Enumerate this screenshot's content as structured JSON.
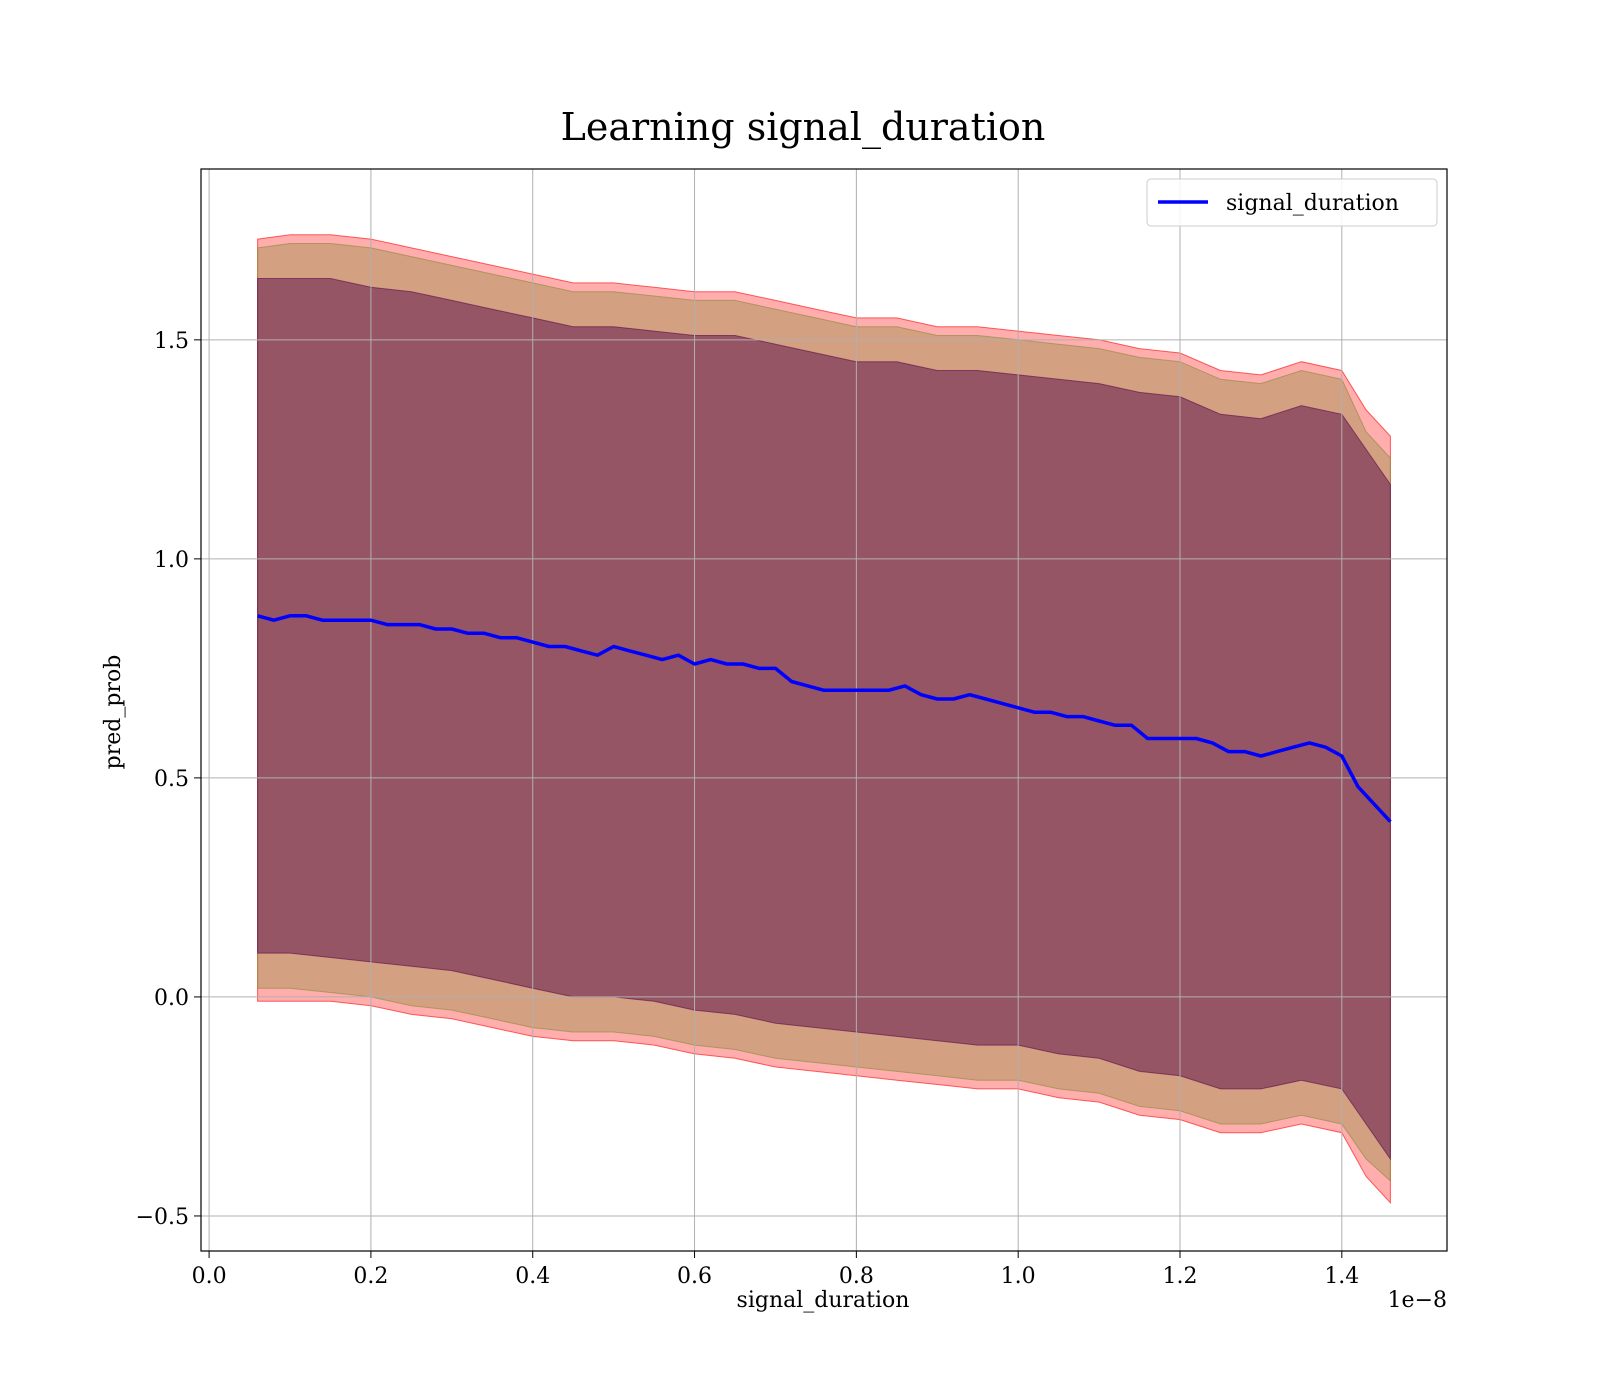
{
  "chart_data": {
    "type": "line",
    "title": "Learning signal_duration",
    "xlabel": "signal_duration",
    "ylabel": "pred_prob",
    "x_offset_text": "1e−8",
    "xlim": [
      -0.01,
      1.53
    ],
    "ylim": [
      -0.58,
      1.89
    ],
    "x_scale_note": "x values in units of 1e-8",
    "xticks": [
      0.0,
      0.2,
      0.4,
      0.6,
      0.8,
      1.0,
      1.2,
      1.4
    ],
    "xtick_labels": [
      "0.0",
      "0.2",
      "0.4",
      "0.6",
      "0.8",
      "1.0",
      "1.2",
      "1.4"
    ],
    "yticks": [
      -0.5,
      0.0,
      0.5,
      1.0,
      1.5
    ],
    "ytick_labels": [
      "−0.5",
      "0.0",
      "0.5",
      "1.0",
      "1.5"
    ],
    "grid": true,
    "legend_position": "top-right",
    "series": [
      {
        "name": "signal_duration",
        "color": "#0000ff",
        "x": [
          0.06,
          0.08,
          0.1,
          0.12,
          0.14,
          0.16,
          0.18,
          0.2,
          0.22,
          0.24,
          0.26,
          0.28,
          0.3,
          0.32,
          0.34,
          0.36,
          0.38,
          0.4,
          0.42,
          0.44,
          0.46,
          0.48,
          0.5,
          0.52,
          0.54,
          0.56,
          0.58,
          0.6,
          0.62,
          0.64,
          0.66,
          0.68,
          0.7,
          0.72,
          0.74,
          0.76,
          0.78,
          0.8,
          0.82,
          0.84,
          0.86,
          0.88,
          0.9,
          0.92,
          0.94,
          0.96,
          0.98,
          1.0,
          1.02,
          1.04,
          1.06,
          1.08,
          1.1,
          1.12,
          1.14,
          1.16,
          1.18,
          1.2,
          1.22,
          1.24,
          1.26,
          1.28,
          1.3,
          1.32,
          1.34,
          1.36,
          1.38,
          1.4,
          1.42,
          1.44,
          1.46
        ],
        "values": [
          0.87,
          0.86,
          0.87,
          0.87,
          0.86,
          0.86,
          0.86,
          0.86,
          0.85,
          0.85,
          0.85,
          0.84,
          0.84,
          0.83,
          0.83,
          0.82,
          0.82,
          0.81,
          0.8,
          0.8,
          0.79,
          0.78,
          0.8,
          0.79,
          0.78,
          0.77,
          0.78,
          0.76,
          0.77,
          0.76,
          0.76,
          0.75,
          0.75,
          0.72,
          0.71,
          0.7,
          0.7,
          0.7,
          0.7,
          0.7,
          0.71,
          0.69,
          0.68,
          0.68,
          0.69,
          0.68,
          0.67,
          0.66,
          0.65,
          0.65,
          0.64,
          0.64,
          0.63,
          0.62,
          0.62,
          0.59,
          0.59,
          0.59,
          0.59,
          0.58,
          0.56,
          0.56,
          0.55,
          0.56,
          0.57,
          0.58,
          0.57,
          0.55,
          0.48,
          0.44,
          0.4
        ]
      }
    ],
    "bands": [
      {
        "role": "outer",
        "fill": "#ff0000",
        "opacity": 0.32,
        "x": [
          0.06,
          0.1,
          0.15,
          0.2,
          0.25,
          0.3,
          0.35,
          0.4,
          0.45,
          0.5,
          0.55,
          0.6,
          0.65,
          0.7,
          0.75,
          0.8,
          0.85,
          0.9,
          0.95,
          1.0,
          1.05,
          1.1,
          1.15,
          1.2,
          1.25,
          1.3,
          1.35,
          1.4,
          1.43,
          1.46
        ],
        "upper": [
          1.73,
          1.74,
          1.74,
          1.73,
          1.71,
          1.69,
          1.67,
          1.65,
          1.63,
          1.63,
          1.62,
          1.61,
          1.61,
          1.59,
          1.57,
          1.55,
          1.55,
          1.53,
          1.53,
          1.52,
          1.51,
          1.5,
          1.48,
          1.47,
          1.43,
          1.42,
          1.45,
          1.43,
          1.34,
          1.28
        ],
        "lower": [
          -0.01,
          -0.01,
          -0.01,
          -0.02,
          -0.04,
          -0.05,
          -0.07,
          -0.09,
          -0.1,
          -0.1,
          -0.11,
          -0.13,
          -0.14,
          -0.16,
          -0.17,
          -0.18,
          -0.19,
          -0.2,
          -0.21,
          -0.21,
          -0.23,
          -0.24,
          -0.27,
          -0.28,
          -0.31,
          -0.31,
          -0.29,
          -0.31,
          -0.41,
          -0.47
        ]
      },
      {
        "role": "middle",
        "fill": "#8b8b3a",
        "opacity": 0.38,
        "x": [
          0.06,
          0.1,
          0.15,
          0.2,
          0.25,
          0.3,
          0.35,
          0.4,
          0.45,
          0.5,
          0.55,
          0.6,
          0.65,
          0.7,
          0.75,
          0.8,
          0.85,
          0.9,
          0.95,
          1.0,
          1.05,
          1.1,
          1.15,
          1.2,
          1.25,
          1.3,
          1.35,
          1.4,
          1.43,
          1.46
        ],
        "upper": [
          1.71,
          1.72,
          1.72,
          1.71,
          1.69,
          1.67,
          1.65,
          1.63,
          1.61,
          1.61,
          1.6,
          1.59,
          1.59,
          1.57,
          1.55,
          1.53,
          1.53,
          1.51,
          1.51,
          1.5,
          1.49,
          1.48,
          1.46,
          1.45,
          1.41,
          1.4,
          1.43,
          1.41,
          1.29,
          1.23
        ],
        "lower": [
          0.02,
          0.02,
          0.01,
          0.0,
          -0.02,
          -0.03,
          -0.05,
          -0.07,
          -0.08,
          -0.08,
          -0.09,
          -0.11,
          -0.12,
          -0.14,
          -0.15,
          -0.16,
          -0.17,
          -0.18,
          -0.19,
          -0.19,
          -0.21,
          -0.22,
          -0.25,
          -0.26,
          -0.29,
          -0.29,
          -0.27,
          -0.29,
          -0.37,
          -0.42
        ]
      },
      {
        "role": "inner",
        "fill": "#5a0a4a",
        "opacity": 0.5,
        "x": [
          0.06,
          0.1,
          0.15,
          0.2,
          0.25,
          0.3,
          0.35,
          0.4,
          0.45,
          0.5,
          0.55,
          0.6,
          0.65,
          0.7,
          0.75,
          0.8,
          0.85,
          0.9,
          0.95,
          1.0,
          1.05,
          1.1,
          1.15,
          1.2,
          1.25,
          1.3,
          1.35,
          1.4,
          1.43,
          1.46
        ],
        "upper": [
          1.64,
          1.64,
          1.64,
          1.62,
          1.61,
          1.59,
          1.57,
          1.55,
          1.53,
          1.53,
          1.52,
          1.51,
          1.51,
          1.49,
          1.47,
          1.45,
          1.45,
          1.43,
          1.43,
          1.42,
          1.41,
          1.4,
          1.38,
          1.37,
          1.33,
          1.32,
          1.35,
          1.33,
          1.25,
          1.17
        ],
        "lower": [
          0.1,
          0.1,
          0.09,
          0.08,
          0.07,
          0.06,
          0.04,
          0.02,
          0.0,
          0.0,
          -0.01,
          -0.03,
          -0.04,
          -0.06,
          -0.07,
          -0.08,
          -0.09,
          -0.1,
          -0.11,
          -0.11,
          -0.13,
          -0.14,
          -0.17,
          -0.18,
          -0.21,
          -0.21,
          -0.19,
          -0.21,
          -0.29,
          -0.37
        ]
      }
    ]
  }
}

....

▶ **WHAT IS NEEDED**: Each line of the material must be retyped exactly, except that images are omitted.

▶ **CORRECT OUTPUT**:
Enumerate this screenshot's content as structured JSON.
{
  "chart_data": {
    "type": "line",
    "title": "Learning signal_duration",
    "xlabel": "signal_duration",
    "ylabel": "pred_prob",
    "x_offset_text": "1e−8",
    "xlim": [
      -0.01,
      1.53
    ],
    "ylim": [
      -0.58,
      1.89
    ],
    "x_scale_note": "x values in units of 1e-8",
    "xticks": [
      0.0,
      0.2,
      0.4,
      0.6,
      0.8,
      1.0,
      1.2,
      1.4
    ],
    "xtick_labels": [
      "0.0",
      "0.2",
      "0.4",
      "0.6",
      "0.8",
      "1.0",
      "1.2",
      "1.4"
    ],
    "yticks": [
      -0.5,
      0.0,
      0.5,
      1.0,
      1.5
    ],
    "ytick_labels": [
      "−0.5",
      "0.0",
      "0.5",
      "1.0",
      "1.5"
    ],
    "grid": true,
    "legend_position": "top-right",
    "series": [
      {
        "name": "signal_duration",
        "color": "#0000ff",
        "x": [
          0.06,
          0.08,
          0.1,
          0.12,
          0.14,
          0.16,
          0.18,
          0.2,
          0.22,
          0.24,
          0.26,
          0.28,
          0.3,
          0.32,
          0.34,
          0.36,
          0.38,
          0.4,
          0.42,
          0.44,
          0.46,
          0.48,
          0.5,
          0.52,
          0.54,
          0.56,
          0.58,
          0.6,
          0.62,
          0.64,
          0.66,
          0.68,
          0.7,
          0.72,
          0.74,
          0.76,
          0.78,
          0.8,
          0.82,
          0.84,
          0.86,
          0.88,
          0.9,
          0.92,
          0.94,
          0.96,
          0.98,
          1.0,
          1.02,
          1.04,
          1.06,
          1.08,
          1.1,
          1.12,
          1.14,
          1.16,
          1.18,
          1.2,
          1.22,
          1.24,
          1.26,
          1.28,
          1.3,
          1.32,
          1.34,
          1.36,
          1.38,
          1.4,
          1.42,
          1.44,
          1.46
        ],
        "values": [
          0.87,
          0.86,
          0.87,
          0.87,
          0.86,
          0.86,
          0.86,
          0.86,
          0.85,
          0.85,
          0.85,
          0.84,
          0.84,
          0.83,
          0.83,
          0.82,
          0.82,
          0.81,
          0.8,
          0.8,
          0.79,
          0.78,
          0.8,
          0.79,
          0.78,
          0.77,
          0.78,
          0.76,
          0.77,
          0.76,
          0.76,
          0.75,
          0.75,
          0.72,
          0.71,
          0.7,
          0.7,
          0.7,
          0.7,
          0.7,
          0.71,
          0.69,
          0.68,
          0.68,
          0.69,
          0.68,
          0.67,
          0.66,
          0.65,
          0.65,
          0.64,
          0.64,
          0.63,
          0.62,
          0.62,
          0.59,
          0.59,
          0.59,
          0.59,
          0.58,
          0.56,
          0.56,
          0.55,
          0.56,
          0.57,
          0.58,
          0.57,
          0.55,
          0.48,
          0.44,
          0.4
        ]
      }
    ],
    "bands": [
      {
        "role": "outer",
        "fill": "#ff0000",
        "opacity": 0.32,
        "x": [
          0.06,
          0.1,
          0.15,
          0.2,
          0.25,
          0.3,
          0.35,
          0.4,
          0.45,
          0.5,
          0.55,
          0.6,
          0.65,
          0.7,
          0.75,
          0.8,
          0.85,
          0.9,
          0.95,
          1.0,
          1.05,
          1.1,
          1.15,
          1.2,
          1.25,
          1.3,
          1.35,
          1.4,
          1.43,
          1.46
        ],
        "upper": [
          1.73,
          1.74,
          1.74,
          1.73,
          1.71,
          1.69,
          1.67,
          1.65,
          1.63,
          1.63,
          1.62,
          1.61,
          1.61,
          1.59,
          1.57,
          1.55,
          1.55,
          1.53,
          1.53,
          1.52,
          1.51,
          1.5,
          1.48,
          1.47,
          1.43,
          1.42,
          1.45,
          1.43,
          1.34,
          1.28
        ],
        "lower": [
          -0.01,
          -0.01,
          -0.01,
          -0.02,
          -0.04,
          -0.05,
          -0.07,
          -0.09,
          -0.1,
          -0.1,
          -0.11,
          -0.13,
          -0.14,
          -0.16,
          -0.17,
          -0.18,
          -0.19,
          -0.2,
          -0.21,
          -0.21,
          -0.23,
          -0.24,
          -0.27,
          -0.28,
          -0.31,
          -0.31,
          -0.29,
          -0.31,
          -0.41,
          -0.47
        ]
      },
      {
        "role": "middle",
        "fill": "#8b8b3a",
        "opacity": 0.38,
        "x": [
          0.06,
          0.1,
          0.15,
          0.2,
          0.25,
          0.3,
          0.35,
          0.4,
          0.45,
          0.5,
          0.55,
          0.6,
          0.65,
          0.7,
          0.75,
          0.8,
          0.85,
          0.9,
          0.95,
          1.0,
          1.05,
          1.1,
          1.15,
          1.2,
          1.25,
          1.3,
          1.35,
          1.4,
          1.43,
          1.46
        ],
        "upper": [
          1.71,
          1.72,
          1.72,
          1.71,
          1.69,
          1.67,
          1.65,
          1.63,
          1.61,
          1.61,
          1.6,
          1.59,
          1.59,
          1.57,
          1.55,
          1.53,
          1.53,
          1.51,
          1.51,
          1.5,
          1.49,
          1.48,
          1.46,
          1.45,
          1.41,
          1.4,
          1.43,
          1.41,
          1.29,
          1.23
        ],
        "lower": [
          0.02,
          0.02,
          0.01,
          0.0,
          -0.02,
          -0.03,
          -0.05,
          -0.07,
          -0.08,
          -0.08,
          -0.09,
          -0.11,
          -0.12,
          -0.14,
          -0.15,
          -0.16,
          -0.17,
          -0.18,
          -0.19,
          -0.19,
          -0.21,
          -0.22,
          -0.25,
          -0.26,
          -0.29,
          -0.29,
          -0.27,
          -0.29,
          -0.37,
          -0.42
        ]
      },
      {
        "role": "inner",
        "fill": "#5a0a4a",
        "opacity": 0.5,
        "x": [
          0.06,
          0.1,
          0.15,
          0.2,
          0.25,
          0.3,
          0.35,
          0.4,
          0.45,
          0.5,
          0.55,
          0.6,
          0.65,
          0.7,
          0.75,
          0.8,
          0.85,
          0.9,
          0.95,
          1.0,
          1.05,
          1.1,
          1.15,
          1.2,
          1.25,
          1.3,
          1.35,
          1.4,
          1.43,
          1.46
        ],
        "upper": [
          1.64,
          1.64,
          1.64,
          1.62,
          1.61,
          1.59,
          1.57,
          1.55,
          1.53,
          1.53,
          1.52,
          1.51,
          1.51,
          1.49,
          1.47,
          1.45,
          1.45,
          1.43,
          1.43,
          1.42,
          1.41,
          1.4,
          1.38,
          1.37,
          1.33,
          1.32,
          1.35,
          1.33,
          1.25,
          1.17
        ],
        "lower": [
          0.1,
          0.1,
          0.09,
          0.08,
          0.07,
          0.06,
          0.04,
          0.02,
          0.0,
          0.0,
          -0.01,
          -0.03,
          -0.04,
          -0.06,
          -0.07,
          -0.08,
          -0.09,
          -0.1,
          -0.11,
          -0.11,
          -0.13,
          -0.14,
          -0.17,
          -0.18,
          -0.21,
          -0.21,
          -0.19,
          -0.21,
          -0.29,
          -0.37
        ]
      }
    ]
  }
}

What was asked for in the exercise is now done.